GOAL OF THE EXERCISE:
Identify the lines that contain the word "November" and copy each one.

--- Start RECORDS TO USE ---

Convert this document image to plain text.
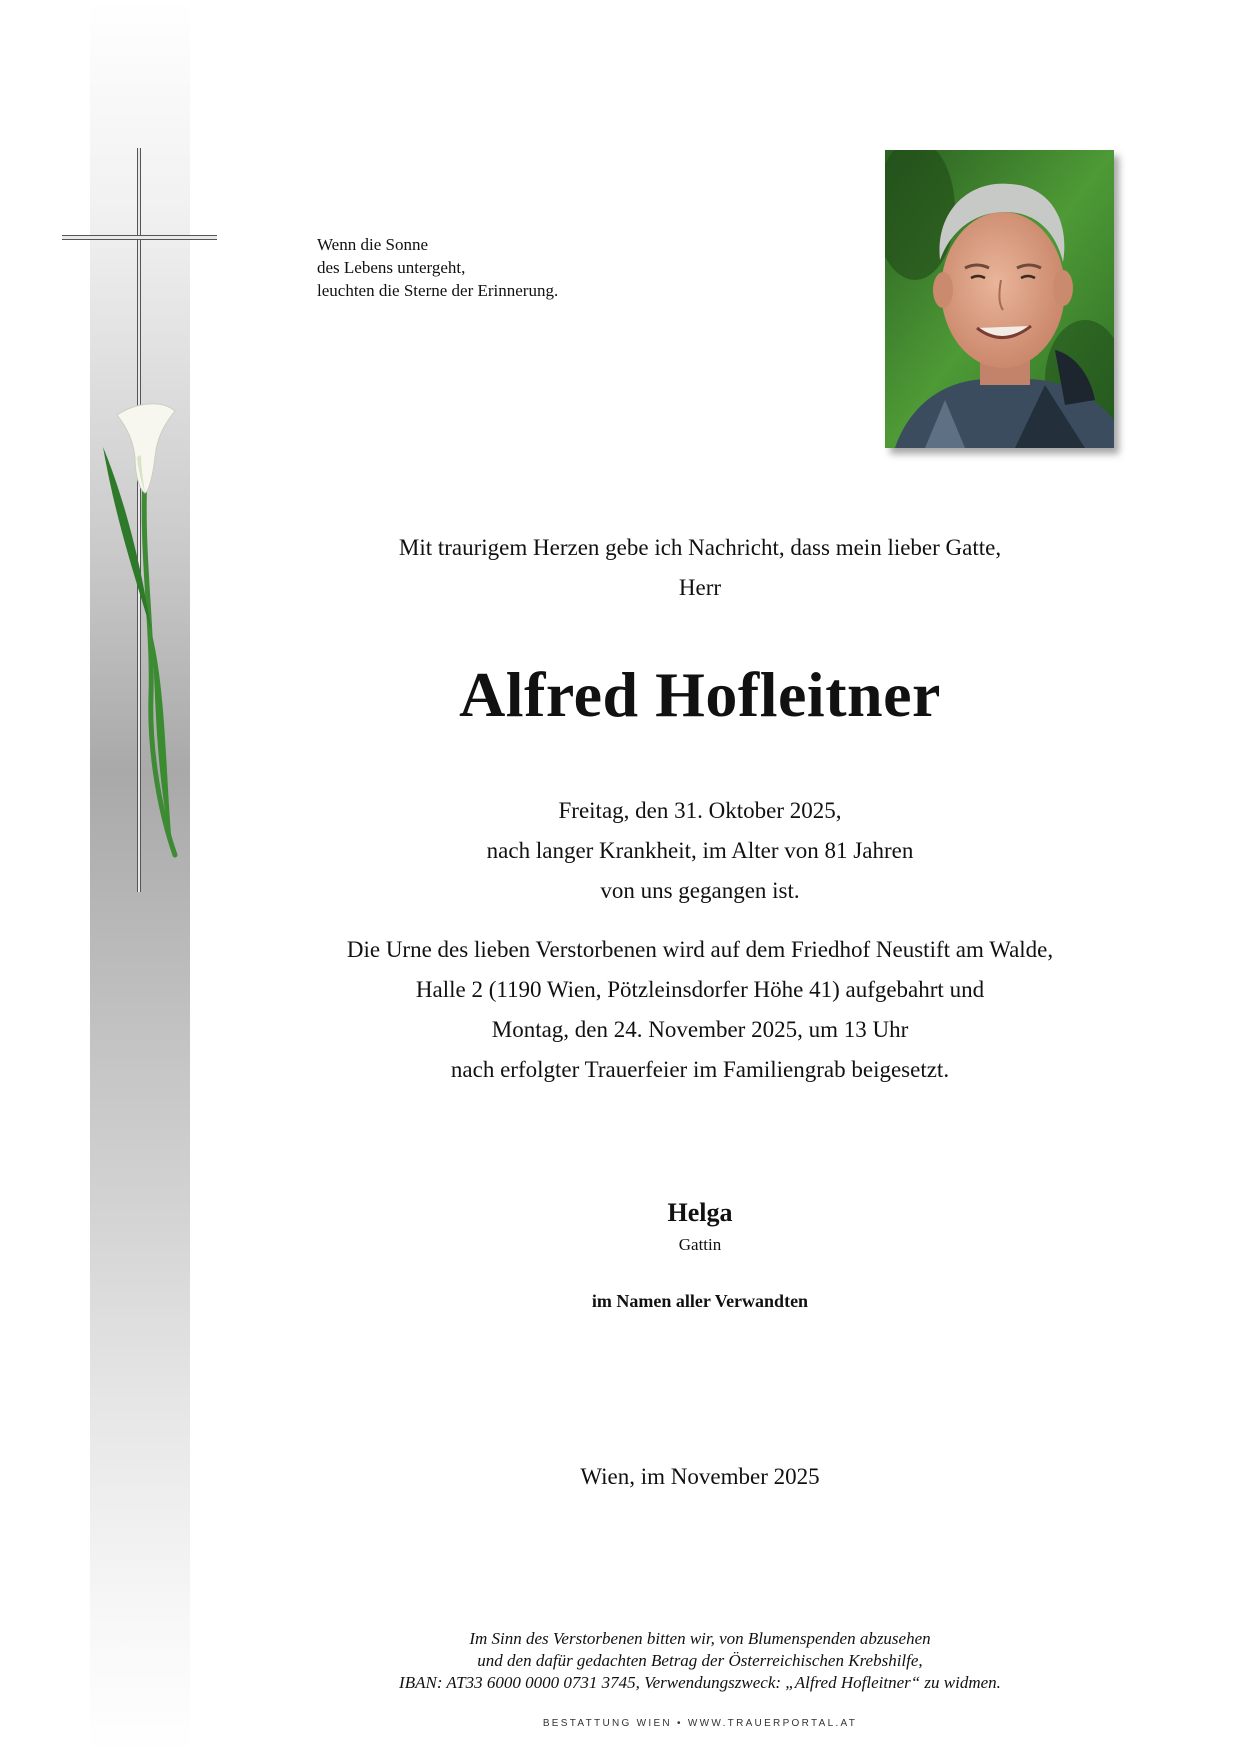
Wenn die Sonne
des Lebens untergeht,
leuchten die Sterne der Erinnerung.
Mit traurigem Herzen gebe ich Nachricht, dass mein lieber Gatte,
Herr
Alfred Hofleitner
Freitag, den 31. Oktober 2025,
nach langer Krankheit, im Alter von 81 Jahren
von uns gegangen ist.
Die Urne des lieben Verstorbenen wird auf dem Friedhof Neustift am Walde,
Halle 2 (1190 Wien, Pötzleinsdorfer Höhe 41) aufgebahrt und
Montag, den 24. November 2025, um 13 Uhr
nach erfolgter Trauerfeier im Familiengrab beigesetzt.
Helga
Gattin
im Namen aller Verwandten
Wien, im November 2025
Im Sinn des Verstorbenen bitten wir, von Blumenspenden abzusehen
und den dafür gedachten Betrag der Österreichischen Krebshilfe,
IBAN: AT33 6000 0000 0731 3745, Verwendungszweck: „Alfred Hofleitner“ zu widmen.
BESTATTUNG WIEN • WWW.TRAUERPORTAL.AT
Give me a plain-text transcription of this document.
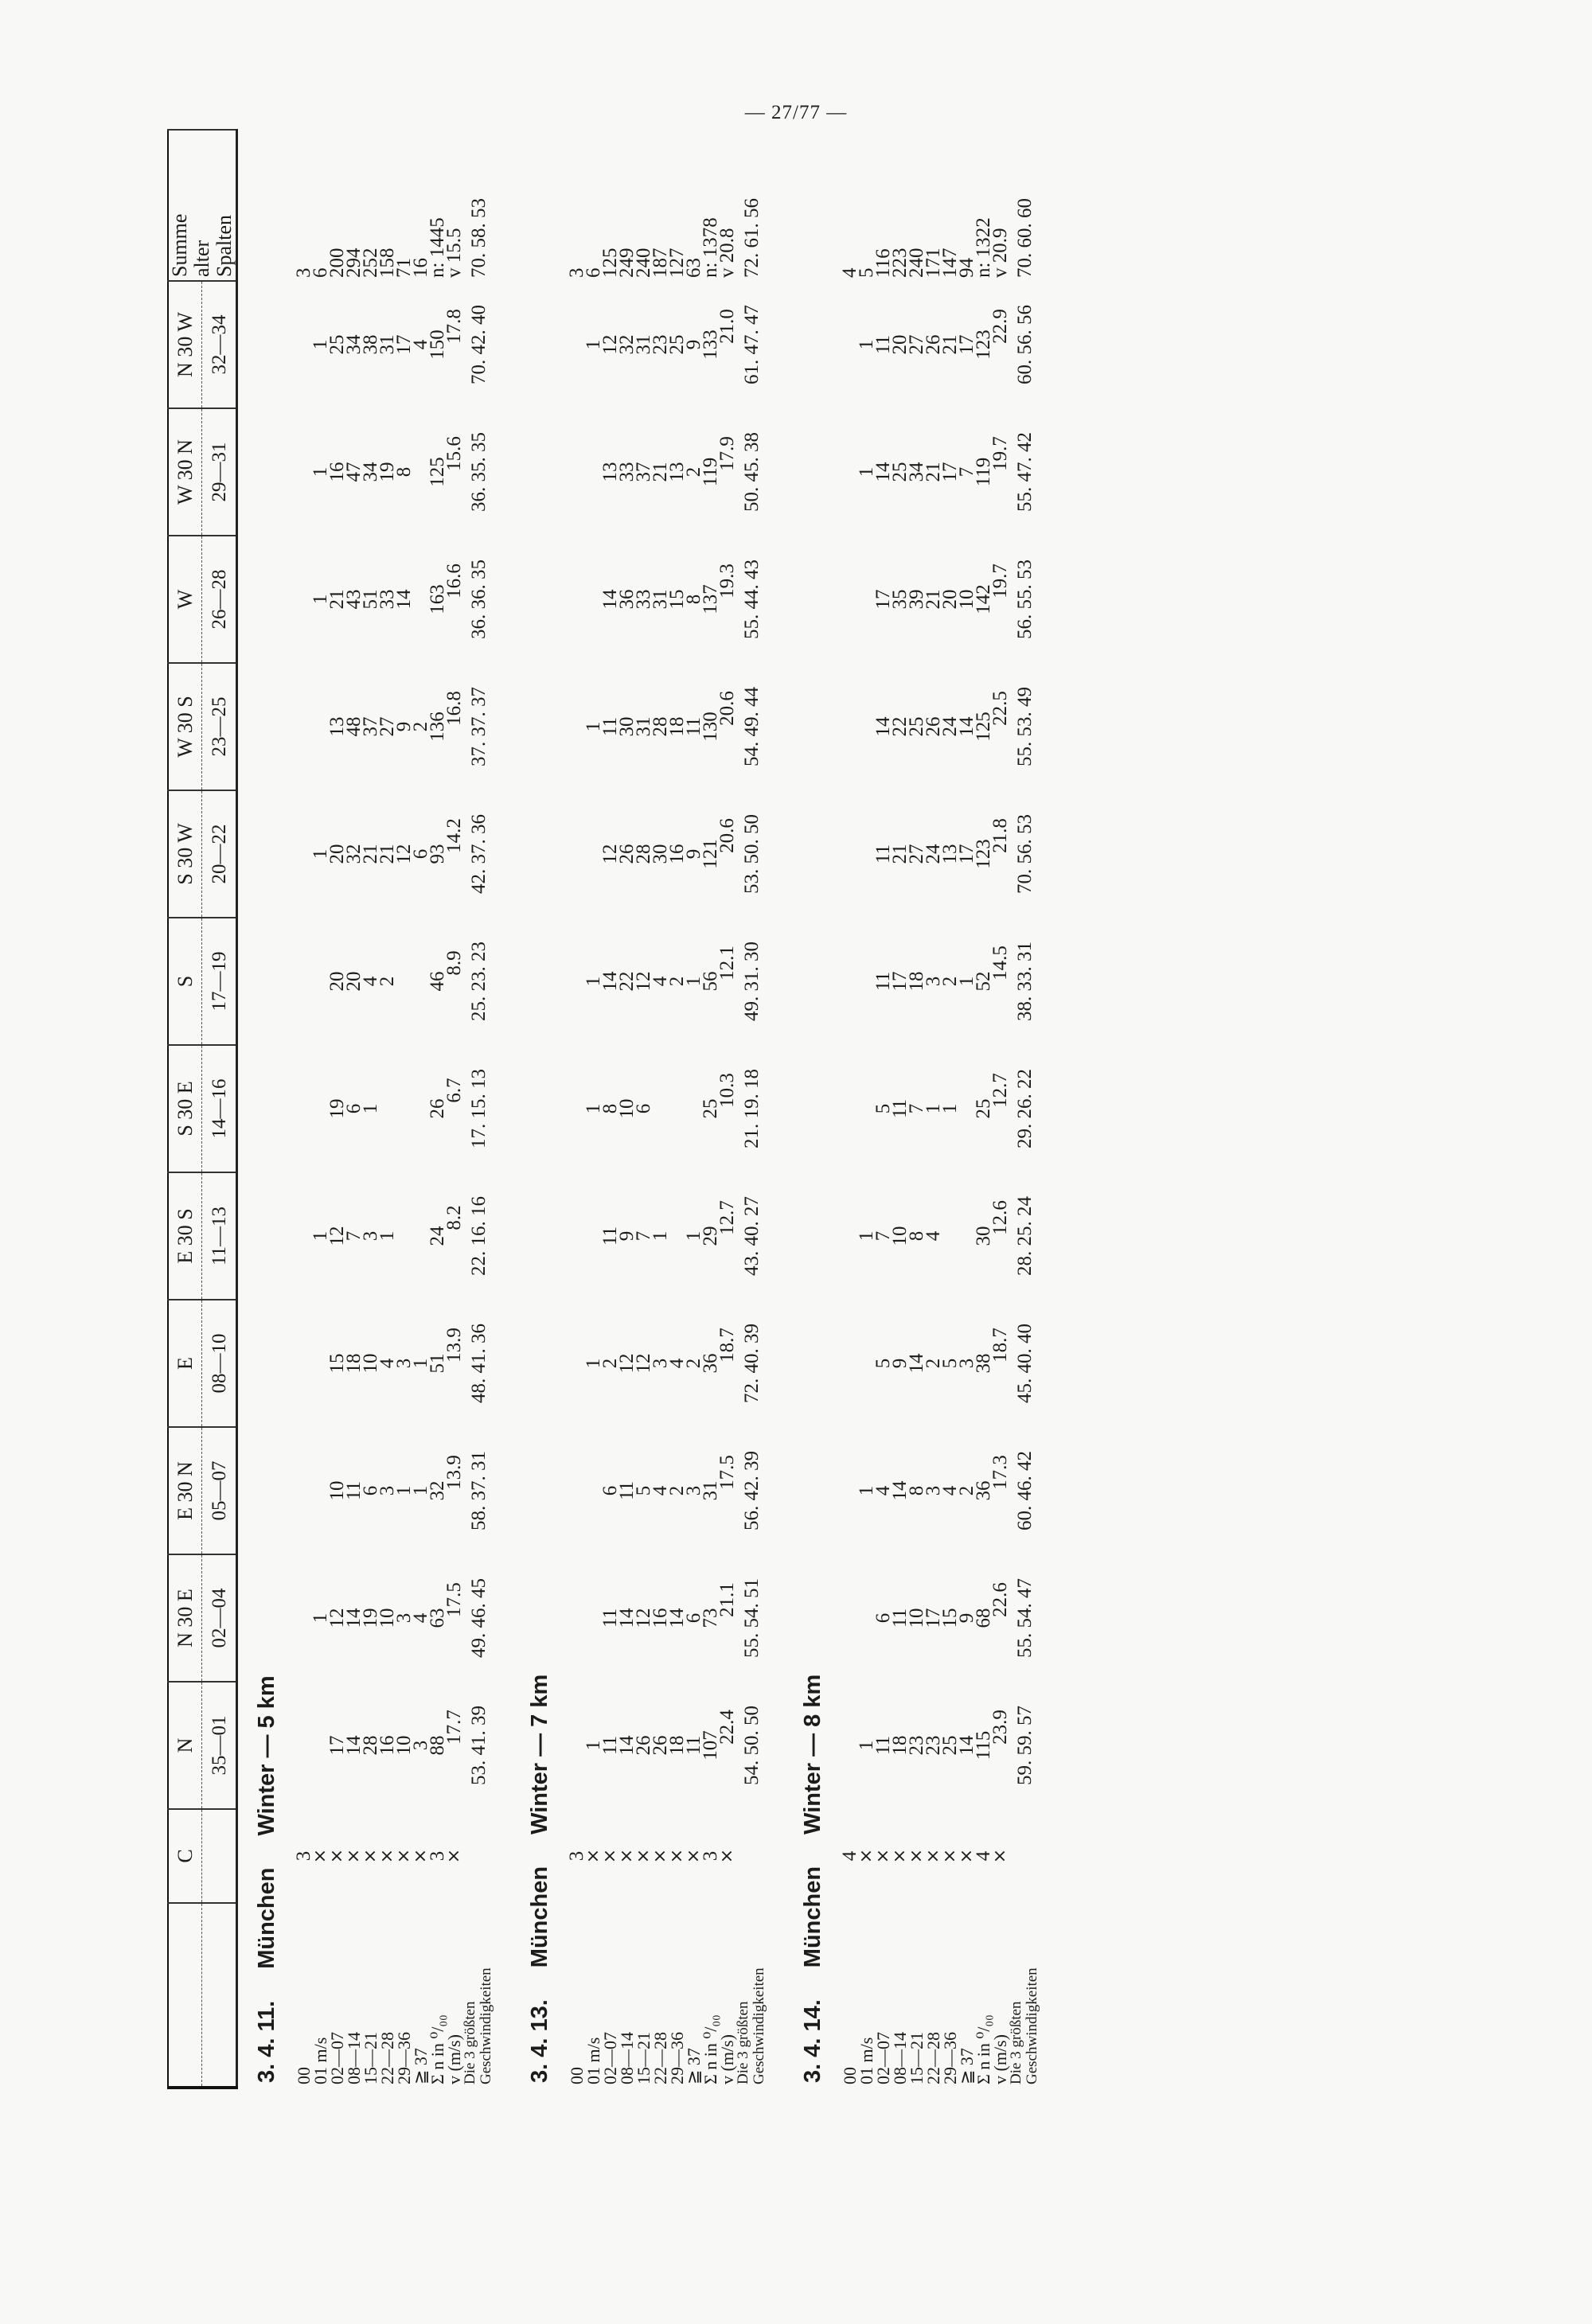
— 27/77 —
	C	N	N 30 E	E 30 N	E	E 30 S	S 30 E	S	S 30 W	W 30 S	W	W 30 N	N 30 W	Summe alter Spalten

		35—01	02—04	05—07	08—10	11—13	14—16	17—19	20—22	23—25	26—28	29—31	32—34	
3. 4. 11.MünchenWinter — 5 km														
00	3													3
01 m/s	×		1			1			1		1	1	1	6
02—07	×	17	12	10	15	12	19	20	20	13	21	16	25	200
08—14	×	14	14	11	18	7	6	20	32	48	43	47	34	294
15—21	×	28	19	6	10	3	1	4	21	37	51	34	38	252
22—28	×	16	10	3	4	1		2	21	27	33	19	31	158
29—36	×	10	3	1	3				12	9	14	8	17	71
≧ 37	×	3	4	1	1				6	2			4	16
Σ n in ⁰/₀₀	3	88	63	32	51	24	26	46	93	136	163	125	150	n: 1445
v (m/s)	×	17.7	17.5	13.9	13.9	8.2	6.7	8.9	14.2	16.8	16.6	15.6	17.8	v 15.5

Die 3 größten Geschwindigkeiten		53. 41. 39	49. 46. 45	58. 37. 31	48. 41. 36	22. 16. 16	17. 15. 13	25. 23. 23	42. 37. 36	37. 37. 37	36. 36. 35	36. 35. 35	70. 42. 40	70. 58. 53

3. 4. 13.MünchenWinter — 7 km														
00	3													3
01 m/s	×	1			1		1	1		1			1	6
02—07	×	11	11	6	2	11	8	14	12	11	14	13	12	125
08—14	×	14	14	11	12	9	10	22	26	30	36	33	32	249
15—21	×	26	12	5	12	7	6	12	28	31	33	37	31	240
22—28	×	26	16	4	3	1		4	30	28	31	21	23	187
29—36	×	18	14	2	4			2	16	18	15	13	25	127
≧ 37	×	11	6	3	2	1		1	9	11	8	2	9	63
Σ n in ⁰/₀₀	3	107	73	31	36	29	25	56	121	130	137	119	133	n: 1378
v (m/s)	×	22.4	21.1	17.5	18.7	12.7	10.3	12.1	20.6	20.6	19.3	17.9	21.0	v 20.8

Die 3 größten Geschwindigkeiten		54. 50. 50	55. 54. 51	56. 42. 39	72. 40. 39	43. 40. 27	21. 19. 18	49. 31. 30	53. 50. 50	54. 49. 44	55. 44. 43	50. 45. 38	61. 47. 47	72. 61. 56

3. 4. 14.MünchenWinter — 8 km														
00	4													4
01 m/s	×	1		1		1						1	1	5
02—07	×	11	6	4	5	7	5	11	11	14	17	14	11	116
08—14	×	18	11	14	9	10	11	17	21	22	35	25	20	223
15—21	×	23	10	8	14	8	7	18	27	25	39	34	27	240
22—28	×	23	17	3	2	4	1	3	24	26	21	21	26	171
29—36	×	25	15	4	5		1	2	13	24	20	17	21	147
≧ 37	×	14	9	2	3			1	17	14	10	7	17	94
Σ n in ⁰/₀₀	4	115	68	36	38	30	25	52	123	125	142	119	123	n: 1322
v (m/s)	×	23.9	22.6	17.3	18.7	12.6	12.7	14.5	21.8	22.5	19.7	19.7	22.9	v 20.9

Die 3 größten Geschwindigkeiten		59. 59. 57	55. 54. 47	60. 46. 42	45. 40. 40	28. 25. 24	29. 26. 22	38. 33. 31	70. 56. 53	55. 53. 49	56. 55. 53	55. 47. 42	60. 56. 56	70. 60. 60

--- End RECORDS TO USE ---

FULL RESPONSE:
Montag, den 24. November 2025, um 13 Uhr
Wien, im November 2025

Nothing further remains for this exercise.